• [EXERCISE INSTRUCTIONS] Pick out every line holding the string "alteration" and copy it.

• [PROVIDED DATA]
--------------------------------
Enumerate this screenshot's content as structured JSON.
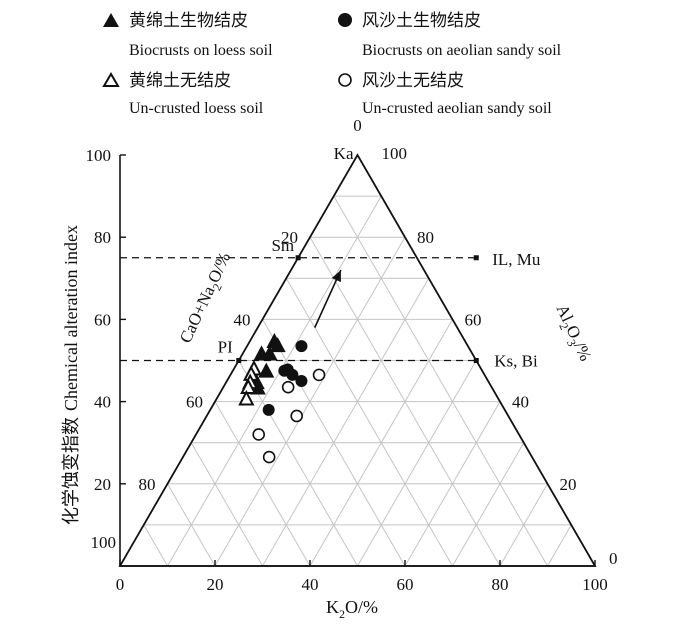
{
  "chart_data": {
    "type": "scatter",
    "subtype": "ternary diagram with chemical alteration index axis",
    "xlabel": "K",
    "xlabel_sub": "2",
    "xlabel_rest": "O/%",
    "ylabel_cn": "化学蚀变指数",
    "ylabel_en": "Chemical alteration index",
    "left_edge_label": {
      "a": "CaO+Na",
      "sub1": "2",
      "b": "O/%"
    },
    "right_edge_label": {
      "a": "Al",
      "sub1": "2",
      "b": "O",
      "sub2": "3",
      "c": "/%"
    },
    "xlim": [
      0,
      100
    ],
    "ylim": [
      0,
      100
    ],
    "x_ticks": [
      "0",
      "20",
      "40",
      "60",
      "80",
      "100"
    ],
    "y_ticks": [
      "100",
      "80",
      "60",
      "40",
      "20"
    ],
    "left_edge_ticks": [
      {
        "label": "0",
        "k2o": 50,
        "cia": 100
      },
      {
        "label": "20",
        "k2o": 40,
        "cia": 80
      },
      {
        "label": "40",
        "k2o": 30,
        "cia": 60
      },
      {
        "label": "60",
        "k2o": 20,
        "cia": 40
      },
      {
        "label": "80",
        "k2o": 10,
        "cia": 20
      },
      {
        "label": "100",
        "k2o": 0,
        "cia": 0
      }
    ],
    "right_edge_ticks": [
      {
        "label": "100",
        "k2o": 50,
        "cia": 100
      },
      {
        "label": "80",
        "k2o": 60,
        "cia": 80
      },
      {
        "label": "60",
        "k2o": 70,
        "cia": 60
      },
      {
        "label": "40",
        "k2o": 80,
        "cia": 40
      },
      {
        "label": "20",
        "k2o": 90,
        "cia": 20
      },
      {
        "label": "0",
        "k2o": 100,
        "cia": 0
      }
    ],
    "minerals": [
      {
        "label": "Ka",
        "k2o": 50,
        "cia": 100
      },
      {
        "label": "Sm",
        "k2o": 37.5,
        "cia": 75
      },
      {
        "label": "IL, Mu",
        "k2o": 75,
        "cia": 75
      },
      {
        "label": "PI",
        "k2o": 25,
        "cia": 50
      },
      {
        "label": "Ks, Bi",
        "k2o": 75,
        "cia": 50
      }
    ],
    "reference_lines": [
      {
        "cia": 75,
        "from_k2o": 0,
        "to_k2o": 75
      },
      {
        "cia": 50,
        "from_k2o": 0,
        "to_k2o": 75
      }
    ],
    "trend_arrow": {
      "from": [
        41,
        58
      ],
      "to": [
        46.5,
        72
      ]
    },
    "legend": [
      {
        "marker": "filled-triangle",
        "cn": "黄绵土生物结皮",
        "en": "Biocrusts on loess soil"
      },
      {
        "marker": "filled-circle",
        "cn": "风沙土生物结皮",
        "en": "Biocrusts on aeolian sandy soil"
      },
      {
        "marker": "open-triangle",
        "cn": "黄绵土无结皮",
        "en": "Un-crusted loess soil"
      },
      {
        "marker": "open-circle",
        "cn": "风沙土无结皮",
        "en": "Un-crusted aeolian sandy soil"
      }
    ],
    "series": [
      {
        "name": "Biocrusts on loess soil",
        "marker": "filled-triangle",
        "points": [
          [
            32.5,
            54.5
          ],
          [
            33.2,
            53.5
          ],
          [
            31.5,
            51.5
          ],
          [
            29.8,
            51.5
          ],
          [
            30.8,
            47.3
          ],
          [
            28.8,
            44.5
          ],
          [
            29.0,
            43.2
          ]
        ]
      },
      {
        "name": "Biocrusts on aeolian sandy soil",
        "marker": "filled-circle",
        "points": [
          [
            38.2,
            53.5
          ],
          [
            35.3,
            47.8
          ],
          [
            34.6,
            47.5
          ],
          [
            36.3,
            46.5
          ],
          [
            38.2,
            45.0
          ],
          [
            31.3,
            38.0
          ]
        ]
      },
      {
        "name": "Un-crusted loess soil",
        "marker": "open-triangle",
        "points": [
          [
            28.2,
            47.8
          ],
          [
            27.6,
            46.5
          ],
          [
            27.4,
            44.5
          ],
          [
            27.0,
            43.3
          ],
          [
            26.6,
            40.5
          ]
        ]
      },
      {
        "name": "Un-crusted aeolian sandy soil",
        "marker": "open-circle",
        "points": [
          [
            41.9,
            46.5
          ],
          [
            35.4,
            43.5
          ],
          [
            37.2,
            36.5
          ],
          [
            29.2,
            32.0
          ],
          [
            31.4,
            26.5
          ]
        ]
      }
    ]
  }
}
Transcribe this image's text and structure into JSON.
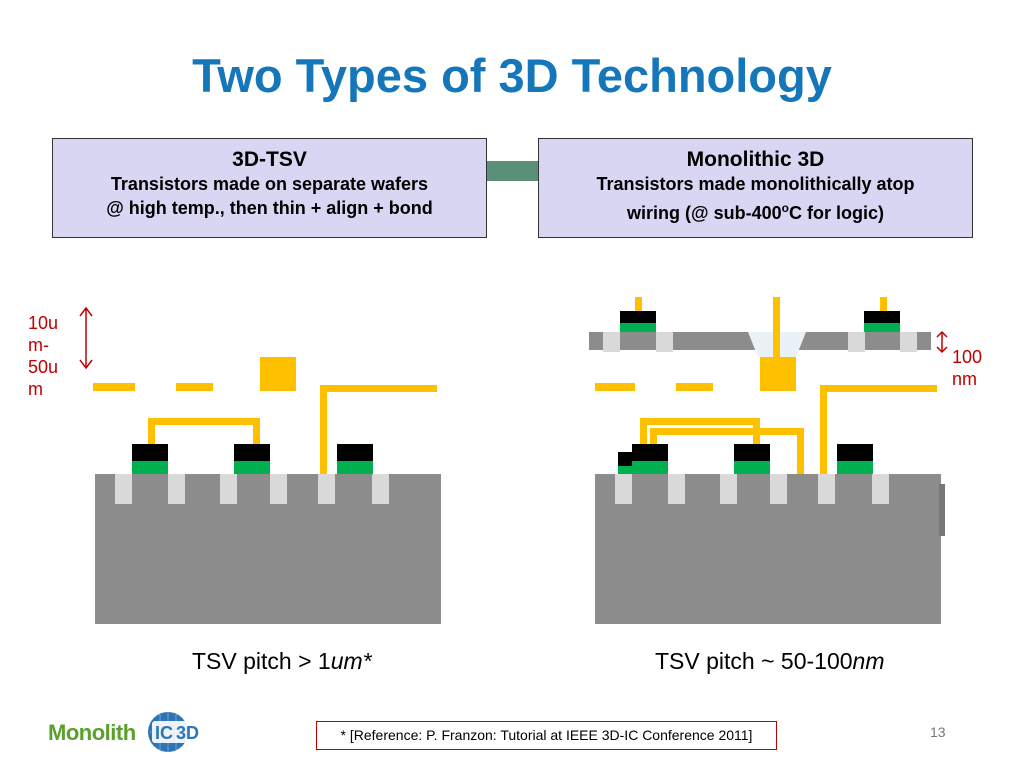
{
  "slide": {
    "title": "Two Types of 3D Technology",
    "page_number": "13"
  },
  "left_box": {
    "heading": "3D-TSV",
    "line1": "Transistors made on separate wafers",
    "line2": "@ high temp., then thin + align + bond"
  },
  "right_box": {
    "heading": "Monolithic 3D",
    "line1": "Transistors made monolithically atop",
    "line2_pre": "wiring   (@ sub-400",
    "line2_sup": "o",
    "line2_post": "C for logic)"
  },
  "left_dimension": {
    "l1": "10u",
    "l2": "m-",
    "l3": "50u",
    "l4": "m"
  },
  "right_dimension": {
    "l1": "100",
    "l2": "nm"
  },
  "left_caption": {
    "text": "TSV pitch > 1",
    "unit": "um*"
  },
  "right_caption": {
    "text": "TSV pitch ~ 50-100",
    "unit": "nm"
  },
  "reference": "* [Reference: P. Franzon: Tutorial at IEEE 3D-IC Conference 2011]",
  "logo": {
    "text": "Monolith",
    "badge": "3D",
    "badge_letters": "IC"
  },
  "colors": {
    "title": "#1577b9",
    "box_fill": "#d8d6f2",
    "connector": "#5a8f78",
    "substrate": "#8c8c8c",
    "via": "#d9d9d9",
    "wire": "#ffc000",
    "transistor_top": "#000000",
    "transistor_channel": "#00b050",
    "dimension": "#c00000",
    "logo_green": "#5aa02c",
    "logo_blue": "#2e75b6"
  }
}
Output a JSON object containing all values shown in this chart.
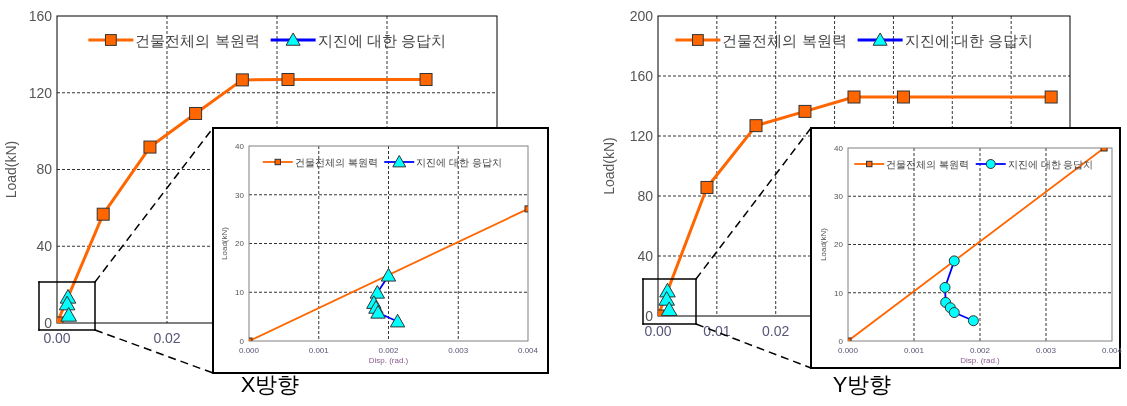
{
  "chart_data": [
    {
      "type": "line",
      "ylabel": "Load(kN)",
      "annotations": [
        "X방향"
      ],
      "legend": "top",
      "grid": true,
      "xlim": [
        0,
        0.08
      ],
      "ylim": [
        0,
        160
      ],
      "xticks": [
        {
          "value": 0,
          "label": "0.00"
        },
        {
          "value": 0.02,
          "label": "0.02"
        },
        {
          "value": 0.04,
          "label": null
        },
        {
          "value": 0.06,
          "label": null
        }
      ],
      "yticks": [
        0,
        40,
        80,
        120,
        160
      ],
      "series": [
        {
          "name": "건물전체의 복원력",
          "color": "#ff6600",
          "marker": "square",
          "x": [
            0,
            0.0084,
            0.0169,
            0.0252,
            0.0337,
            0.042,
            0.0671
          ],
          "values": [
            0,
            56.7,
            91.7,
            109.2,
            126.7,
            126.9,
            126.9
          ]
        },
        {
          "name": "지진에 대한 응답치",
          "type": "scatter",
          "color": "#0000ff",
          "colors": [
            "#00ffff",
            "#00ffff",
            "#00ffff"
          ],
          "marker": "triangle",
          "x": [
            0.002,
            0.00184,
            0.00213
          ],
          "values": [
            13.4,
            9.9,
            4.0
          ]
        }
      ]
    },
    {
      "type": "line",
      "xlabel": "Disp. (rad.)",
      "ylabel": "Load(kN)",
      "legend": "top",
      "grid": true,
      "xlim": [
        0,
        0.004
      ],
      "ylim": [
        0,
        40
      ],
      "xticks": [
        {
          "value": 0,
          "label": "0.000"
        },
        {
          "value": 0.001,
          "label": "0.001"
        },
        {
          "value": 0.002,
          "label": "0.002"
        },
        {
          "value": 0.003,
          "label": "0.003"
        },
        {
          "value": 0.004,
          "label": "0.004"
        }
      ],
      "yticks": [
        0,
        10,
        20,
        30,
        40
      ],
      "series": [
        {
          "name": "건물전체의 복원력",
          "color": "#ff6600",
          "marker": "square",
          "x": [
            0,
            0.004
          ],
          "values": [
            0,
            27.1
          ]
        },
        {
          "name": "지진에 대한 응답치",
          "color": "#0000ff",
          "colors": [
            "#00ffff",
            "#00ffff",
            "#00ffff",
            "#00ffff",
            "#00ffff",
            "#00ffff"
          ],
          "marker": "triangle",
          "x": [
            0.002,
            0.00184,
            0.00179,
            0.00182,
            0.00185,
            0.00213
          ],
          "values": [
            13.4,
            9.9,
            7.8,
            6.8,
            5.8,
            4.0
          ]
        }
      ]
    },
    {
      "type": "line",
      "ylabel": "Load(kN)",
      "annotations": [
        "Y방향"
      ],
      "legend": "top",
      "grid": true,
      "xlim": [
        0,
        0.07
      ],
      "ylim": [
        0,
        200
      ],
      "xticks": [
        {
          "value": 0,
          "label": "0.00"
        },
        {
          "value": 0.01,
          "label": "0.01"
        },
        {
          "value": 0.02,
          "label": "0.02"
        },
        {
          "value": 0.03,
          "label": null
        },
        {
          "value": 0.04,
          "label": null
        },
        {
          "value": 0.05,
          "label": null
        },
        {
          "value": 0.06,
          "label": null
        }
      ],
      "yticks": [
        0,
        40,
        80,
        120,
        160,
        200
      ],
      "series": [
        {
          "name": "건물전체의 복원력",
          "color": "#ff6600",
          "marker": "square",
          "x": [
            0,
            0.00832,
            0.01665,
            0.02497,
            0.0333,
            0.0417,
            0.0668
          ],
          "values": [
            0,
            85.7,
            126.9,
            136.4,
            146,
            146,
            146
          ]
        },
        {
          "name": "지진에 대한 응답치",
          "type": "scatter",
          "color": "#0000ff",
          "colors": [
            "#00ffff",
            "#00ffff",
            "#00ffff"
          ],
          "marker": "triangle",
          "x": [
            0.00161,
            0.00147,
            0.0019
          ],
          "values": [
            16.6,
            11.1,
            4.2
          ]
        }
      ]
    },
    {
      "type": "line",
      "xlabel": "Disp. (rad.)",
      "ylabel": "Load(kN)",
      "legend": "top",
      "grid": true,
      "xlim": [
        0,
        0.004
      ],
      "ylim": [
        0,
        40
      ],
      "xticks": [
        {
          "value": 0,
          "label": "0.000"
        },
        {
          "value": 0.001,
          "label": "0.001"
        },
        {
          "value": 0.002,
          "label": "0.002"
        },
        {
          "value": 0.003,
          "label": "0.003"
        },
        {
          "value": 0.004,
          "label": "0.004"
        }
      ],
      "yticks": [
        0,
        10,
        20,
        30,
        40
      ],
      "series": [
        {
          "name": "건물전체의 복원력",
          "color": "#ff6600",
          "marker": "square",
          "x": [
            0,
            0.00388
          ],
          "values": [
            0,
            40
          ]
        },
        {
          "name": "지진에 대한 응답치",
          "color": "#0000ff",
          "colors": [
            "#00ffff",
            "#00ffff",
            "#00ffff",
            "#00ffff",
            "#00ffff",
            "#00ffff"
          ],
          "marker": "circle",
          "x": [
            0.00161,
            0.00147,
            0.00148,
            0.00155,
            0.00161,
            0.0019
          ],
          "values": [
            16.6,
            11.1,
            8.0,
            6.9,
            5.9,
            4.2
          ]
        }
      ]
    }
  ]
}
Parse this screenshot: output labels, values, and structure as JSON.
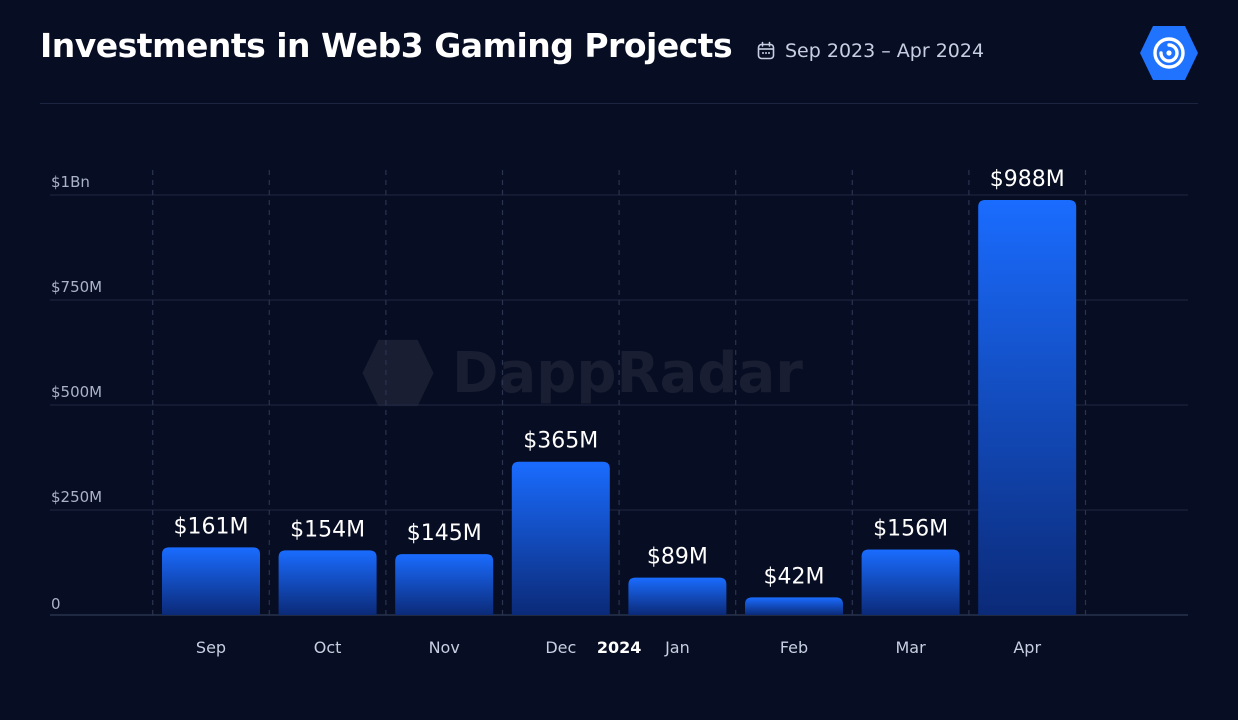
--------------------------------
• [TASK ANSWER]
    "subtype": "ternary diagram with chemical alteration index axis",
    "ylabel_en": "Chemical alteration index",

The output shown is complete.